§ Problem statement
Recast the part of the records that opens with the line containing "Patent image size: (1469, 1084)." and closes with the line containing "The flat outer surface 43 is at (1027, 868).", both included, as a Markdown table with the columns Row and Text. Number each line and leave out blank lines.

/---

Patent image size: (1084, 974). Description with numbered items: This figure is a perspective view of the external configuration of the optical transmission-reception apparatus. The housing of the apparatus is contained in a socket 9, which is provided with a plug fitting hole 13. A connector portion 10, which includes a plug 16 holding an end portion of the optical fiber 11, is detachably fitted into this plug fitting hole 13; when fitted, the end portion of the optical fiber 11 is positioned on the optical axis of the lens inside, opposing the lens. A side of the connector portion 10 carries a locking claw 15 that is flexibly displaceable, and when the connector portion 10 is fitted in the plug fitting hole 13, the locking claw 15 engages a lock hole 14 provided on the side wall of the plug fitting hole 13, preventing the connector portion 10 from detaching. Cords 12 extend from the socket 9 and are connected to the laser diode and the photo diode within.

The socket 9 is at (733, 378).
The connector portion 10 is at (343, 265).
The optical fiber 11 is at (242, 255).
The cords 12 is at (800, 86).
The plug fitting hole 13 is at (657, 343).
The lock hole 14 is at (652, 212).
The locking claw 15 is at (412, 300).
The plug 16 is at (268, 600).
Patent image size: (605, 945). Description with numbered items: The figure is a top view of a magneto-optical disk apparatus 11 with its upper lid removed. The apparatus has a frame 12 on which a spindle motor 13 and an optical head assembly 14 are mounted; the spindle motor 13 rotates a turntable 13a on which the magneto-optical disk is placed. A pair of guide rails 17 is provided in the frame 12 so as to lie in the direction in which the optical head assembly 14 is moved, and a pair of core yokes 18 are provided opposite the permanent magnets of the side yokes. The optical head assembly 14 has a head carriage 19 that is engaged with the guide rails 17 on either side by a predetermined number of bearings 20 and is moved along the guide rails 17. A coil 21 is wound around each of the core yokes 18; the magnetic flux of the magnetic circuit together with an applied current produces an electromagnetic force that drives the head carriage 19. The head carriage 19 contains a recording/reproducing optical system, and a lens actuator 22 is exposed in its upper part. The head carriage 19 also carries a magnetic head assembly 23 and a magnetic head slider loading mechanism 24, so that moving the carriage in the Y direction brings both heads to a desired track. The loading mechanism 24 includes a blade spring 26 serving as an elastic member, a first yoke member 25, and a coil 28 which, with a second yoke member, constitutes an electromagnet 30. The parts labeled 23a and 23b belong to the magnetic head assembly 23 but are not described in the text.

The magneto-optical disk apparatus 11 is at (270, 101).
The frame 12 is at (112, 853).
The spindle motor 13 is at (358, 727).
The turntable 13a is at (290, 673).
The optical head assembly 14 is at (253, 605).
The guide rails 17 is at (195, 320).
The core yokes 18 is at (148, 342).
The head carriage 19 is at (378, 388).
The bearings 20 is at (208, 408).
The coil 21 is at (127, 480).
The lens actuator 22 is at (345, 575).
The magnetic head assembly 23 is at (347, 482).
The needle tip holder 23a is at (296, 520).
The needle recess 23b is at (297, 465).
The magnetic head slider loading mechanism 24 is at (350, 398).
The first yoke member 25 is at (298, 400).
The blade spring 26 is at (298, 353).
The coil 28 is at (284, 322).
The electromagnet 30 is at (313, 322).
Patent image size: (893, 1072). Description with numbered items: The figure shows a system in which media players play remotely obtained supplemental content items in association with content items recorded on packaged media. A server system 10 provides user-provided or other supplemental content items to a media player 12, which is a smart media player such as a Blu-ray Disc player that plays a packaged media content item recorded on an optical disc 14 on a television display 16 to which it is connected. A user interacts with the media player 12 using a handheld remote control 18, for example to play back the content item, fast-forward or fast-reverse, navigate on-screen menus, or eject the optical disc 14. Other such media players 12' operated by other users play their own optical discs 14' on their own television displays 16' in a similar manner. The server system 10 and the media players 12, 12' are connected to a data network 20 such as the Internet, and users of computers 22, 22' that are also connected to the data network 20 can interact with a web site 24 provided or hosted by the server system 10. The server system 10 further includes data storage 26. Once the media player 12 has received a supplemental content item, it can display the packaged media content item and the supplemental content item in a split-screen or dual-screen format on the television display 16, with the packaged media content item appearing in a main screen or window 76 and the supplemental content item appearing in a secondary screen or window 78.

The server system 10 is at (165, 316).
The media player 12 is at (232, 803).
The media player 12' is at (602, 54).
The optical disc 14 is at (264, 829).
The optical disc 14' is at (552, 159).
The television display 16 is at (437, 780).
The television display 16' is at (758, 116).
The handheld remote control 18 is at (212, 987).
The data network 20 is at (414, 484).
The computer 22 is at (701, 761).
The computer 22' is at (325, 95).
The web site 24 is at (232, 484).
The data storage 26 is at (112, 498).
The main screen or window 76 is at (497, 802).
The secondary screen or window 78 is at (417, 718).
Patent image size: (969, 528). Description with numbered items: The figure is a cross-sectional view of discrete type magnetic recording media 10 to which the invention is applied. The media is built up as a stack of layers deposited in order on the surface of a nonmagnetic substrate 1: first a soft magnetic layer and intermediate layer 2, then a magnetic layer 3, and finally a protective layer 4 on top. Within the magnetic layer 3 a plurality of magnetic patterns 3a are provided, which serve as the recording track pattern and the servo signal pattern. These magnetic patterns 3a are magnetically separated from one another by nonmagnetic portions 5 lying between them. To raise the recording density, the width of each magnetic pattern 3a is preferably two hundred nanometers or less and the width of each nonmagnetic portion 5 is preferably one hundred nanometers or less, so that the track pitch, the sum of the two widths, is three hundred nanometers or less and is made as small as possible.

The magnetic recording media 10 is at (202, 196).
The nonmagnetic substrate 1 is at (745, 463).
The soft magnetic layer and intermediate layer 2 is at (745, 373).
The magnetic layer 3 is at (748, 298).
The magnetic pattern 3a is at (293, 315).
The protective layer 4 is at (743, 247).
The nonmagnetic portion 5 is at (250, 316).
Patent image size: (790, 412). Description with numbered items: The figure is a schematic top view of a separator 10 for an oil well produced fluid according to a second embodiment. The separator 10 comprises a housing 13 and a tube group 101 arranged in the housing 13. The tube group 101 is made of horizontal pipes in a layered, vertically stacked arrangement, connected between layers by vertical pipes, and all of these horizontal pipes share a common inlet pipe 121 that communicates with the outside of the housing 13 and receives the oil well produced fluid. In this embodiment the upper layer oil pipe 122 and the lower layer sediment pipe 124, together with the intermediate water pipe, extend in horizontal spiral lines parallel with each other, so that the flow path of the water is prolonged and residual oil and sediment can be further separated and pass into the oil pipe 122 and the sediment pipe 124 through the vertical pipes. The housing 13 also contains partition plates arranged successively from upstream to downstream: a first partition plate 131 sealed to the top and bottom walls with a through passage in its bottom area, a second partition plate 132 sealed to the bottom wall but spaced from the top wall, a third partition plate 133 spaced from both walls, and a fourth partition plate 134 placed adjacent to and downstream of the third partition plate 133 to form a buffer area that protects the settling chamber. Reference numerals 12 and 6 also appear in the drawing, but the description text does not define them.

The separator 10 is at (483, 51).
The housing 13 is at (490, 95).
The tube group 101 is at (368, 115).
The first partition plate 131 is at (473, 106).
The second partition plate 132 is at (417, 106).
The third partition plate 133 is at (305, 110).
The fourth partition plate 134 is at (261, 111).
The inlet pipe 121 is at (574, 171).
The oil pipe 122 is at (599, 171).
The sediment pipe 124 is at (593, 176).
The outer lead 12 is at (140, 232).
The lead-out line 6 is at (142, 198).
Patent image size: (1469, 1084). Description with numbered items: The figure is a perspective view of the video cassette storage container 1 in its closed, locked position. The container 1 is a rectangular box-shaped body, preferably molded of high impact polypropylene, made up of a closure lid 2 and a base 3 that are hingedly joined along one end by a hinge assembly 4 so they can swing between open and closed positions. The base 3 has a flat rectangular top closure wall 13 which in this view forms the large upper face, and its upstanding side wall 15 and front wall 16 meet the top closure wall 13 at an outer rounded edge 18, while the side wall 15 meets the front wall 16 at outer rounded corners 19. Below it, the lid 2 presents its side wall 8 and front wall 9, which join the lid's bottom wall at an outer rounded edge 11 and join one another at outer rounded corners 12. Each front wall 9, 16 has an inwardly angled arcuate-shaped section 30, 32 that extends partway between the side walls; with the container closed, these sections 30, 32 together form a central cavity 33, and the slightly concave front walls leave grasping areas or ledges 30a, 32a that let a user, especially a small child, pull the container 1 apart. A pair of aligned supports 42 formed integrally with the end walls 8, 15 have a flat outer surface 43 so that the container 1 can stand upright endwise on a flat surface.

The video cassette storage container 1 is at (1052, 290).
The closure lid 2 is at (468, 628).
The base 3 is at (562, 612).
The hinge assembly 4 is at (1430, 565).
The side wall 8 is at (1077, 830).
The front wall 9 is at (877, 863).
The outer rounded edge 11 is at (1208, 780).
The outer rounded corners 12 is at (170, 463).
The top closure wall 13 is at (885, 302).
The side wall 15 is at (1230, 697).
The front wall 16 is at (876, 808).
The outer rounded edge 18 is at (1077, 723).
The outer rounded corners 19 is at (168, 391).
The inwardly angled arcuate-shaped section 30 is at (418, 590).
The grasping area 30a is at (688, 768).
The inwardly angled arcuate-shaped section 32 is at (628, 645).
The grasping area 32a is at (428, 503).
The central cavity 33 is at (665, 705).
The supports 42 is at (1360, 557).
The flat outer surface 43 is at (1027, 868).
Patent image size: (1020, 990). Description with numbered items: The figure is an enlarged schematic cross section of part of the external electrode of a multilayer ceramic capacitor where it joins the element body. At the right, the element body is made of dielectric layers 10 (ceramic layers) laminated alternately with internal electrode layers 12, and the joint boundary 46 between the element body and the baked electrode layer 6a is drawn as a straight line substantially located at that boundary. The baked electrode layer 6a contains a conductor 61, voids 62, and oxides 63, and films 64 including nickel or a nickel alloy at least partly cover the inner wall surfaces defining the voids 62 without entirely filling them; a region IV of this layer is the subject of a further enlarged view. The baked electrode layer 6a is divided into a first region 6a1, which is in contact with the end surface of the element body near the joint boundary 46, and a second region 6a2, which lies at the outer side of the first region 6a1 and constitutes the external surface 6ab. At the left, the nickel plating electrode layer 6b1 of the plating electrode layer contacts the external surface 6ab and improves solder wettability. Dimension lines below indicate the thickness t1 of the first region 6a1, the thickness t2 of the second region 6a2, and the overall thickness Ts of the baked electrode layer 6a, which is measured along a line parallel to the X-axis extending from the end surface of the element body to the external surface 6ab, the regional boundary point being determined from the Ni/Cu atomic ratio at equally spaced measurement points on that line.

\---

§ Exercise solution
| Row | Text |
|---|---|
| 1 | Patent image size: (1469, 1084). Description with numbered items: The figure is a perspective view of the video cassette storage container 1 in its closed, locked position. The container 1 is a rectangular box-shaped body, preferably molded of high impact polypropylene, made up of a closure lid 2 and a base 3 that are hingedly joined along one end by a hinge assembly 4 so they can swing between open and closed positions. The base 3 has a flat rectangular top closure wall 13 which in this view forms the large upper face, and its upstanding side wall 15 and front wall 16 meet the top closure wall 13 at an outer rounded edge 18, while the side wall 15 meets the front wall 16 at outer rounded corners 19. Below it, the lid 2 presents its side wall 8 and front wall 9, which join the lid's bottom wall at an outer rounded edge 11 and join one another at outer rounded corners 12. Each front wall 9, 16 has an inwardly angled arcuate-shaped section 30, 32 that extends partway between the side walls; with the container closed, these sections 30, 32 together form a central cavity 33, and the slightly concave front walls leave grasping areas or ledges 30a, 32a that let a user, especially a small child, pull the container 1 apart. A pair of aligned supports 42 formed integrally with the end walls 8, 15 have a flat outer surface 43 so that the container 1 can stand upright endwise on a flat surface. |
| 2 | The video cassette storage container 1 is at (1052, 290). |
| 3 | The closure lid 2 is at (468, 628). |
| 4 | The base 3 is at (562, 612). |
| 5 | The hinge assembly 4 is at (1430, 565). |
| 6 | The side wall 8 is at (1077, 830). |
| 7 | The front wall 9 is at (877, 863). |
| 8 | The outer rounded edge 11 is at (1208, 780). |
| 9 | The outer rounded corners 12 is at (170, 463). |
| 10 | The top closure wall 13 is at (885, 302). |
| 11 | The side wall 15 is at (1230, 697). |
| 12 | The front wall 16 is at (876, 808). |
| 13 | The outer rounded edge 18 is at (1077, 723). |
| 14 | The outer rounded corners 19 is at (168, 391). |
| 15 | The inwardly angled arcuate-shaped section 30 is at (418, 590). |
| 16 | The grasping area 30a is at (688, 768). |
| 17 | The inwardly angled arcuate-shaped section 32 is at (628, 645). |
| 18 | The grasping area 32a is at (428, 503). |
| 19 | The central cavity 33 is at (665, 705). |
| 20 | The supports 42 is at (1360, 557). |
| 21 | The flat outer surface 43 is at (1027, 868). |